• **PROVIDED DATA**:
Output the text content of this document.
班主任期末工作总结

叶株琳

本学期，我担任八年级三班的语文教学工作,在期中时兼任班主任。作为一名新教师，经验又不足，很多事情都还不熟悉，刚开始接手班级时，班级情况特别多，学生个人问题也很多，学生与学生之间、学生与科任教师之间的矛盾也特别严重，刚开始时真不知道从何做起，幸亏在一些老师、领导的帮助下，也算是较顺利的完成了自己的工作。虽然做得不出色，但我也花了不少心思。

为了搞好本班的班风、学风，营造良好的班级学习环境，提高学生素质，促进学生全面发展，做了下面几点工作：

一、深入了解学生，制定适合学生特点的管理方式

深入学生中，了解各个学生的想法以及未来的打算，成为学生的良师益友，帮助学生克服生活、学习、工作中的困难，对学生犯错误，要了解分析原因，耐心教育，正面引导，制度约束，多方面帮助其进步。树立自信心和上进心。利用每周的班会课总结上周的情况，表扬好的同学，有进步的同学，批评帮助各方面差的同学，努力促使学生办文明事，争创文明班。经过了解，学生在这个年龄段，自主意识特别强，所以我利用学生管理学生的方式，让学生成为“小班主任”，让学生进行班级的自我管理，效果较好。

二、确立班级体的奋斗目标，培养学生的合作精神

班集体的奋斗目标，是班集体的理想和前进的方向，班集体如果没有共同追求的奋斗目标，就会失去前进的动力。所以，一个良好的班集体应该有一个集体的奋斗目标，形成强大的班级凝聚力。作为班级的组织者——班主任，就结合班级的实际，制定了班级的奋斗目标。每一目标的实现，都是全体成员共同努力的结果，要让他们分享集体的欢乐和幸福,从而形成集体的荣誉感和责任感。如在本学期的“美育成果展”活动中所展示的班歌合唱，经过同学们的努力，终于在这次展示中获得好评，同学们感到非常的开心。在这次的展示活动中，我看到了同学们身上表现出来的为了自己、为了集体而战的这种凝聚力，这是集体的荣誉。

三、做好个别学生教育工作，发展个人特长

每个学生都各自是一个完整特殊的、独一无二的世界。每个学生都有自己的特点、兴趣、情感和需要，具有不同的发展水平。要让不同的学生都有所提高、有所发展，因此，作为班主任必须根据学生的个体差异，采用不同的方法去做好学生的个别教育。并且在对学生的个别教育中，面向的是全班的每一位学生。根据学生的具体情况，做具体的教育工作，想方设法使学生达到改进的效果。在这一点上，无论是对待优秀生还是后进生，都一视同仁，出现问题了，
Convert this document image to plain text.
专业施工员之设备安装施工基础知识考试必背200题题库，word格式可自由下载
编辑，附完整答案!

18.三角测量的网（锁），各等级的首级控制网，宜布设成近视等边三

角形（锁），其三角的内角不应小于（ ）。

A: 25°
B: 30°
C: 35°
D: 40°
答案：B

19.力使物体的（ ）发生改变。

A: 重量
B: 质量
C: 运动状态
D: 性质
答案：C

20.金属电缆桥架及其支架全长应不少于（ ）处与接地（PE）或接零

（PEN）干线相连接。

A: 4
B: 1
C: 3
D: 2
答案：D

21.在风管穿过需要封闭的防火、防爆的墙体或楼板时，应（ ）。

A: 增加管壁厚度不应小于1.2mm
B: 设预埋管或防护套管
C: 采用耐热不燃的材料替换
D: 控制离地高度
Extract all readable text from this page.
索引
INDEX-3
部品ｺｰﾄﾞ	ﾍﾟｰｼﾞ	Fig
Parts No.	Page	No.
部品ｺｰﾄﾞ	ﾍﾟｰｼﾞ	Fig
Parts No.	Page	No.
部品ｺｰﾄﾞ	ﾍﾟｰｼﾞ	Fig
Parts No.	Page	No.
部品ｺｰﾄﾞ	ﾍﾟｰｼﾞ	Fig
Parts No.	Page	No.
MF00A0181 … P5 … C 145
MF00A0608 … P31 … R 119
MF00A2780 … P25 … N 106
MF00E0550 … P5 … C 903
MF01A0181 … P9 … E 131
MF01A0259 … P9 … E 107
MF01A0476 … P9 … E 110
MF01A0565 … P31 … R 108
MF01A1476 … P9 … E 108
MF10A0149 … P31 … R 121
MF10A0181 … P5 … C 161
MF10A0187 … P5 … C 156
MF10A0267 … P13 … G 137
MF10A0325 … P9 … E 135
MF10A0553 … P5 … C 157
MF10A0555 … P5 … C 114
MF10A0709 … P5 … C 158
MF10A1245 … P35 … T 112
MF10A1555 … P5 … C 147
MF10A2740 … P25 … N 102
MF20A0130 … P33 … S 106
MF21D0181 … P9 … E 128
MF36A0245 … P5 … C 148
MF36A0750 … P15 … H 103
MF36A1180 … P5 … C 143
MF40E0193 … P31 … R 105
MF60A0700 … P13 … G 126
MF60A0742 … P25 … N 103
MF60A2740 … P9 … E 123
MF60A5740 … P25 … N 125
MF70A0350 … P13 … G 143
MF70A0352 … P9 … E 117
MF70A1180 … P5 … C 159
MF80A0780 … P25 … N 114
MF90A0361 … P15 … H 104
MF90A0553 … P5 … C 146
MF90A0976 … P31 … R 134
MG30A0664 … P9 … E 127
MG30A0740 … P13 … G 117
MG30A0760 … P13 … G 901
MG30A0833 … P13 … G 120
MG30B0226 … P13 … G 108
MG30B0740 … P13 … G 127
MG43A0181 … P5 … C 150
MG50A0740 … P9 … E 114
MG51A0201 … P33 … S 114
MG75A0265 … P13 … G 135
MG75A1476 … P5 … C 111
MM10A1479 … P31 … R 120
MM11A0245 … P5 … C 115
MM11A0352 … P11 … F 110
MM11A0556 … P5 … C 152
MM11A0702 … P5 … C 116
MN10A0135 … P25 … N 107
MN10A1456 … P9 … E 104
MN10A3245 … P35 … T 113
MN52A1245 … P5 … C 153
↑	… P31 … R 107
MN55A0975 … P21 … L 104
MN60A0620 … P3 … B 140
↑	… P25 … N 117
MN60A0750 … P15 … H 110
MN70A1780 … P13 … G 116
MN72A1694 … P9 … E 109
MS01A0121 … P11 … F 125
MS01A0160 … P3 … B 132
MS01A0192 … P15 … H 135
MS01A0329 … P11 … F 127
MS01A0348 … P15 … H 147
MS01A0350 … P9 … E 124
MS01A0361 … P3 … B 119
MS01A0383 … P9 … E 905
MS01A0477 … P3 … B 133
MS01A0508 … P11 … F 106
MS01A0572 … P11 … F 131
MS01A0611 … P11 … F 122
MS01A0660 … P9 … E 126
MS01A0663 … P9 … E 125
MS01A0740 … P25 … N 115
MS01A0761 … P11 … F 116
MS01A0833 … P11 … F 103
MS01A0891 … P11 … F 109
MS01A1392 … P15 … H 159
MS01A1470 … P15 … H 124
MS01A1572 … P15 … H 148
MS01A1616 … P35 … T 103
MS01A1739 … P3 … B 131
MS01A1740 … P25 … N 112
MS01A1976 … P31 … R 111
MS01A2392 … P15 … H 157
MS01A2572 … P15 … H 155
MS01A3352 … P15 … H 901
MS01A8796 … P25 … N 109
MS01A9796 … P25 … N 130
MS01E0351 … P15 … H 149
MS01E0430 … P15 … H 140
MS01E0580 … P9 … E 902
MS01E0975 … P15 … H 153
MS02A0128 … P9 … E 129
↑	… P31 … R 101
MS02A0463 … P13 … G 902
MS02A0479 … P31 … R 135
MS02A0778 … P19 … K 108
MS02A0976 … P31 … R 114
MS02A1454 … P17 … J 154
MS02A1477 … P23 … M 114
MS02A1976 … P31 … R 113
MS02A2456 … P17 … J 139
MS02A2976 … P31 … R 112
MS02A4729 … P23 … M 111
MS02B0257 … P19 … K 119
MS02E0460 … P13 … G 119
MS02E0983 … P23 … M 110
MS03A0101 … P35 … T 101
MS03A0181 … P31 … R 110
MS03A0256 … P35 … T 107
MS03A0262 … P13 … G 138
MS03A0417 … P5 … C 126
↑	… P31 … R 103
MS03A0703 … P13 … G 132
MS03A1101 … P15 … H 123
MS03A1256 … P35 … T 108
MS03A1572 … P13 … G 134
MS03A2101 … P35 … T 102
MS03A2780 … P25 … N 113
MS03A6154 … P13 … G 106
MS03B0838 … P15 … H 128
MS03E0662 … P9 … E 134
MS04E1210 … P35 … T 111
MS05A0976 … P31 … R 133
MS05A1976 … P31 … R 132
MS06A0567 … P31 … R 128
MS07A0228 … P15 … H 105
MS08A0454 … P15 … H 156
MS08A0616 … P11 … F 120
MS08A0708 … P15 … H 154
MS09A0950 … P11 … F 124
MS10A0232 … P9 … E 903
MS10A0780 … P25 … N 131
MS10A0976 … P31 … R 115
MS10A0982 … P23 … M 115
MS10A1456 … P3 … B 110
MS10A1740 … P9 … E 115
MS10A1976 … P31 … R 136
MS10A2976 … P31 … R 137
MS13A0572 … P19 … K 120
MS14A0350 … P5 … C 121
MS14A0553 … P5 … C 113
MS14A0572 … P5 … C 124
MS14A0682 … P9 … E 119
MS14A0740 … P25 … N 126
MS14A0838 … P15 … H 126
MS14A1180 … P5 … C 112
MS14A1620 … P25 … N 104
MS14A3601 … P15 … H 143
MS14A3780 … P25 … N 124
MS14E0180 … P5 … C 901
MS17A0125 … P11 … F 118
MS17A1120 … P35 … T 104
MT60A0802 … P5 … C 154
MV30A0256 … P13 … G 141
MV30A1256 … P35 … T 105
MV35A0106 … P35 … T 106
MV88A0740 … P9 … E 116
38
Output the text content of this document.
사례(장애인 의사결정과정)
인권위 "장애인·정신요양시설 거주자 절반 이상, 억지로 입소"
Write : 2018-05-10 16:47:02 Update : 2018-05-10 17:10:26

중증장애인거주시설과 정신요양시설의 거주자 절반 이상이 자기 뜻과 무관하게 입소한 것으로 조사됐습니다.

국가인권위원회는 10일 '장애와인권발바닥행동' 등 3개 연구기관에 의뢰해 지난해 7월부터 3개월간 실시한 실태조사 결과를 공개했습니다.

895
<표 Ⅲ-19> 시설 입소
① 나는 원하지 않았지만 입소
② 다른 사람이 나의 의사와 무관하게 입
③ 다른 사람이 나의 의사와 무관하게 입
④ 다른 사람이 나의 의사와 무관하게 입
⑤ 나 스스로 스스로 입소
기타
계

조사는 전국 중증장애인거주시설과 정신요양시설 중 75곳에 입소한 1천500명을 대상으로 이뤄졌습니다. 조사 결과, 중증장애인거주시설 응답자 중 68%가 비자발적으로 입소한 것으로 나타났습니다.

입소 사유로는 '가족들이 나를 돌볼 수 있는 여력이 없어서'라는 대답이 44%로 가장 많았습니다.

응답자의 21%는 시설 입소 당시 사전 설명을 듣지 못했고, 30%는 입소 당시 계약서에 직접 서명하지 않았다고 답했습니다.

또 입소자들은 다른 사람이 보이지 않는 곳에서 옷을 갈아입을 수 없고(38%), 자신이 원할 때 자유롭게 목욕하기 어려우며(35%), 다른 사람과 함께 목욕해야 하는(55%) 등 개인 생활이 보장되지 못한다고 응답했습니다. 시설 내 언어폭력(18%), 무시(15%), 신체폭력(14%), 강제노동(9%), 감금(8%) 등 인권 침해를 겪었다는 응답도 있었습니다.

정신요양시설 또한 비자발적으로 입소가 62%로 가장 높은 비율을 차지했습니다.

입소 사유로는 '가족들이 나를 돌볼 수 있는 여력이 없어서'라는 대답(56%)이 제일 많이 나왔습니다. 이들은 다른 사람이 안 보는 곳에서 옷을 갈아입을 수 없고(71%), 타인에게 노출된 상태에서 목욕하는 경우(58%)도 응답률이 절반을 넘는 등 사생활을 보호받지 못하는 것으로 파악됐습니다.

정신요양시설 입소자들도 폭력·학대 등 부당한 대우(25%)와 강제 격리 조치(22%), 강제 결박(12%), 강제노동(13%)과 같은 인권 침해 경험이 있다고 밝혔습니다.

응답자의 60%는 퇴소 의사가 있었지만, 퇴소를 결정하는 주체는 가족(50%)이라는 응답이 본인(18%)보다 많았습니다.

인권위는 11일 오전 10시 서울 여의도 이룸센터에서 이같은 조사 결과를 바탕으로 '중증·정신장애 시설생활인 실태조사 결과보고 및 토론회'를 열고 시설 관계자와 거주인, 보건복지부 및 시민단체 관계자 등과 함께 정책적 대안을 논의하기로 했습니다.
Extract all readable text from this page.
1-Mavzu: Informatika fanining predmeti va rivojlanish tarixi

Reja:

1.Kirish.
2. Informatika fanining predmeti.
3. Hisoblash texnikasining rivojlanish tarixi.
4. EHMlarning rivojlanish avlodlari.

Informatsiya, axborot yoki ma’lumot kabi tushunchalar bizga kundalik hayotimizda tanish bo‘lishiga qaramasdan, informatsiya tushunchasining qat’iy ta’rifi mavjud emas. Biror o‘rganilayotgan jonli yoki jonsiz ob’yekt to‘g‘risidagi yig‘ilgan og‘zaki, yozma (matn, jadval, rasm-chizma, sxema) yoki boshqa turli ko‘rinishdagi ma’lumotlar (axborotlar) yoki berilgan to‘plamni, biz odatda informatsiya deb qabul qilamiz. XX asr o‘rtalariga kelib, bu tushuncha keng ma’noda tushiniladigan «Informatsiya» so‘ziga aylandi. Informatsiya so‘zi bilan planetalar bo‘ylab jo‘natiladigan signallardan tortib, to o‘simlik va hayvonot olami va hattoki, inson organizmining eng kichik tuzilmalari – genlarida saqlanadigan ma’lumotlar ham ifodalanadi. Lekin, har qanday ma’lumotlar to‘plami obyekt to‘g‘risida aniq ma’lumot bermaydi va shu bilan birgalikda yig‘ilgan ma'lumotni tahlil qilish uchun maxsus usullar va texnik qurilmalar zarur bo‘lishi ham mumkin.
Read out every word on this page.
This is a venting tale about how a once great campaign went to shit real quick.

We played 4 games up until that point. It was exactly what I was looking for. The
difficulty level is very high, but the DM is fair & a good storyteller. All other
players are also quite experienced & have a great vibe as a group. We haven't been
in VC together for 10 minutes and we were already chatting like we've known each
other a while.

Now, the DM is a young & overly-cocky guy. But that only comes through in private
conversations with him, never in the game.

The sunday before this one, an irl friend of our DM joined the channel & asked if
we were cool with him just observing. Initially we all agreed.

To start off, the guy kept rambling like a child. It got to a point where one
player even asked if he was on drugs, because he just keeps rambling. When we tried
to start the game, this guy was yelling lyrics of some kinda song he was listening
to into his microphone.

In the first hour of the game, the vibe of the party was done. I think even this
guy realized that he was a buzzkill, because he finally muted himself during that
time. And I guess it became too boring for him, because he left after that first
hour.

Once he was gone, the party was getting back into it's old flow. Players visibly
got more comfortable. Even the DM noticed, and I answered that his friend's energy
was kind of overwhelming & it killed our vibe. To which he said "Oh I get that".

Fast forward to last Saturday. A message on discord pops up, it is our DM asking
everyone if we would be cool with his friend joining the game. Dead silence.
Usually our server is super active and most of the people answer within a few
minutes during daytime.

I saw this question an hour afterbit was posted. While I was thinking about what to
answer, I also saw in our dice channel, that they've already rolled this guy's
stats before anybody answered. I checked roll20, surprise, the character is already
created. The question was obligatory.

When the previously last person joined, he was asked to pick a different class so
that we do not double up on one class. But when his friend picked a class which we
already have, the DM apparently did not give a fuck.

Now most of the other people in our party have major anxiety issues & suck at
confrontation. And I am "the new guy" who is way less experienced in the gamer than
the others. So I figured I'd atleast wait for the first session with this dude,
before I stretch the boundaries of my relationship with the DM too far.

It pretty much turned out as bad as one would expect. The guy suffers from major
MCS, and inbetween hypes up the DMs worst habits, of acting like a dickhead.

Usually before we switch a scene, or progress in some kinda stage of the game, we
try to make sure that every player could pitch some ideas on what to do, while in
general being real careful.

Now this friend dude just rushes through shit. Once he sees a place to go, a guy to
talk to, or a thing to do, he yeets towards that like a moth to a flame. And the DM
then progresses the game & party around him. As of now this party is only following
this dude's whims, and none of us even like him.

• **WRITTEN REQUEST**: Work out how many lines of the listing above include "answered". Answer with the number and nothing more.

• **SOLUTION TO THIS PROBLEM**: 2